> _Supplied records_
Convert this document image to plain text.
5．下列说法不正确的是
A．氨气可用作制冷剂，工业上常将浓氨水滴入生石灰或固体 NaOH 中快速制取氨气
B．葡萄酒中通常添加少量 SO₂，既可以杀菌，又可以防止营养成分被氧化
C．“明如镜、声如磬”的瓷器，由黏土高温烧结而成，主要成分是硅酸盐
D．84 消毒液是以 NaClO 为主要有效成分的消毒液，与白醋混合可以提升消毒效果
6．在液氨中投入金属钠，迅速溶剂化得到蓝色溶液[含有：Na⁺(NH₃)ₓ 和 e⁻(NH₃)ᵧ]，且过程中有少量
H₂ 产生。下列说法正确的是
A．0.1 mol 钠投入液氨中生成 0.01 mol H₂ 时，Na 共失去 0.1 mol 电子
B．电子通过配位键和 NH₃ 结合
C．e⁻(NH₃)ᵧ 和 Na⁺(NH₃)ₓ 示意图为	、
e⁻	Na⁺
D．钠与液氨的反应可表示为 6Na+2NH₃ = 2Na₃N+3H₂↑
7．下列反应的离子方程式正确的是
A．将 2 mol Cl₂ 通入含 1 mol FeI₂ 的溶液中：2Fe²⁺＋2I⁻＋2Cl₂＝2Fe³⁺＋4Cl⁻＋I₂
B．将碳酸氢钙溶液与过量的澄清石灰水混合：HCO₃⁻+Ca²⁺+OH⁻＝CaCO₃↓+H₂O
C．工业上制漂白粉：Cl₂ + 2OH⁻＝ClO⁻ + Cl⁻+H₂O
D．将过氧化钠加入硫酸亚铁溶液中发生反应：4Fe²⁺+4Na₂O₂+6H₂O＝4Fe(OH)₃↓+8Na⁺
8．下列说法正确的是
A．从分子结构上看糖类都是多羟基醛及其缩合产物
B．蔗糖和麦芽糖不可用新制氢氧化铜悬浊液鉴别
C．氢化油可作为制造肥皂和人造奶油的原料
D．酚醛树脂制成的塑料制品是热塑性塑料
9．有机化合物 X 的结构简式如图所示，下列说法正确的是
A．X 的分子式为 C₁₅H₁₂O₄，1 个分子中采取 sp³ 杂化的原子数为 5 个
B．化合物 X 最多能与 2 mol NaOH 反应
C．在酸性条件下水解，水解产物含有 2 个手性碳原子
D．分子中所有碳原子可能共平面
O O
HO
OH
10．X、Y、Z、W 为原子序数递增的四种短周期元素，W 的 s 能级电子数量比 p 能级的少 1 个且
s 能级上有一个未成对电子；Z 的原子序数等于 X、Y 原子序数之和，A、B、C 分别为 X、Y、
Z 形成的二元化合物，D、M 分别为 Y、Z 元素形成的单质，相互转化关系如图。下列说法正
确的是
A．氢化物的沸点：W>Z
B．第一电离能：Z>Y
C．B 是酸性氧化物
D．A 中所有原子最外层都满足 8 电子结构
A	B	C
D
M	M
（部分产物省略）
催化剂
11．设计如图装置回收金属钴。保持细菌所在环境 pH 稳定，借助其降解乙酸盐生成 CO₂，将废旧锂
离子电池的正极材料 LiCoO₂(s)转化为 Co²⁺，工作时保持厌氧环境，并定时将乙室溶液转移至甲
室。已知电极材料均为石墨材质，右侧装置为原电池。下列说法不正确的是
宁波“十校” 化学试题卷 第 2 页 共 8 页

> _Directions for this task_
Type out the entries again, word for word.

> _Result_
Convert this document image to plain text.
5．下列说法不正确的是
A．氨气可用作制冷剂，工业上常将浓氨水滴入生石灰或固体 NaOH 中快速制取氨气
B．葡萄酒中通常添加少量 SO₂，既可以杀菌，又可以防止营养成分被氧化
C．“明如镜、声如磬”的瓷器，由黏土高温烧结而成，主要成分是硅酸盐
D．84 消毒液是以 NaClO 为主要有效成分的消毒液，与白醋混合可以提升消毒效果
6．在液氨中投入金属钠，迅速溶剂化得到蓝色溶液[含有：Na⁺(NH₃)ₓ 和 e⁻(NH₃)ᵧ]，且过程中有少量
H₂ 产生。下列说法正确的是
A．0.1 mol 钠投入液氨中生成 0.01 mol H₂ 时，Na 共失去 0.1 mol 电子
B．电子通过配位键和 NH₃ 结合
C．e⁻(NH₃)ᵧ 和 Na⁺(NH₃)ₓ 示意图为	、
e⁻	Na⁺
D．钠与液氨的反应可表示为 6Na+2NH₃ = 2Na₃N+3H₂↑
7．下列反应的离子方程式正确的是
A．将 2 mol Cl₂ 通入含 1 mol FeI₂ 的溶液中：2Fe²⁺＋2I⁻＋2Cl₂＝2Fe³⁺＋4Cl⁻＋I₂
B．将碳酸氢钙溶液与过量的澄清石灰水混合：HCO₃⁻+Ca²⁺+OH⁻＝CaCO₃↓+H₂O
C．工业上制漂白粉：Cl₂ + 2OH⁻＝ClO⁻ + Cl⁻+H₂O
D．将过氧化钠加入硫酸亚铁溶液中发生反应：4Fe²⁺+4Na₂O₂+6H₂O＝4Fe(OH)₃↓+8Na⁺
8．下列说法正确的是
A．从分子结构上看糖类都是多羟基醛及其缩合产物
B．蔗糖和麦芽糖不可用新制氢氧化铜悬浊液鉴别
C．氢化油可作为制造肥皂和人造奶油的原料
D．酚醛树脂制成的塑料制品是热塑性塑料
9．有机化合物 X 的结构简式如图所示，下列说法正确的是
A．X 的分子式为 C₁₅H₁₂O₄，1 个分子中采取 sp³ 杂化的原子数为 5 个
B．化合物 X 最多能与 2 mol NaOH 反应
C．在酸性条件下水解，水解产物含有 2 个手性碳原子
D．分子中所有碳原子可能共平面
O O
HO
OH
10．X、Y、Z、W 为原子序数递增的四种短周期元素，W 的 s 能级电子数量比 p 能级的少 1 个且
s 能级上有一个未成对电子；Z 的原子序数等于 X、Y 原子序数之和，A、B、C 分别为 X、Y、
Z 形成的二元化合物，D、M 分别为 Y、Z 元素形成的单质，相互转化关系如图。下列说法正
确的是
A．氢化物的沸点：W>Z
B．第一电离能：Z>Y
C．B 是酸性氧化物
D．A 中所有原子最外层都满足 8 电子结构
A	B	C
D
M	M
（部分产物省略）
催化剂
11．设计如图装置回收金属钴。保持细菌所在环境 pH 稳定，借助其降解乙酸盐生成 CO₂，将废旧锂
离子电池的正极材料 LiCoO₂(s)转化为 Co²⁺，工作时保持厌氧环境，并定时将乙室溶液转移至甲
室。已知电极材料均为石墨材质，右侧装置为原电池。下列说法不正确的是
宁波“十校” 化学试题卷 第 2 页 共 8 页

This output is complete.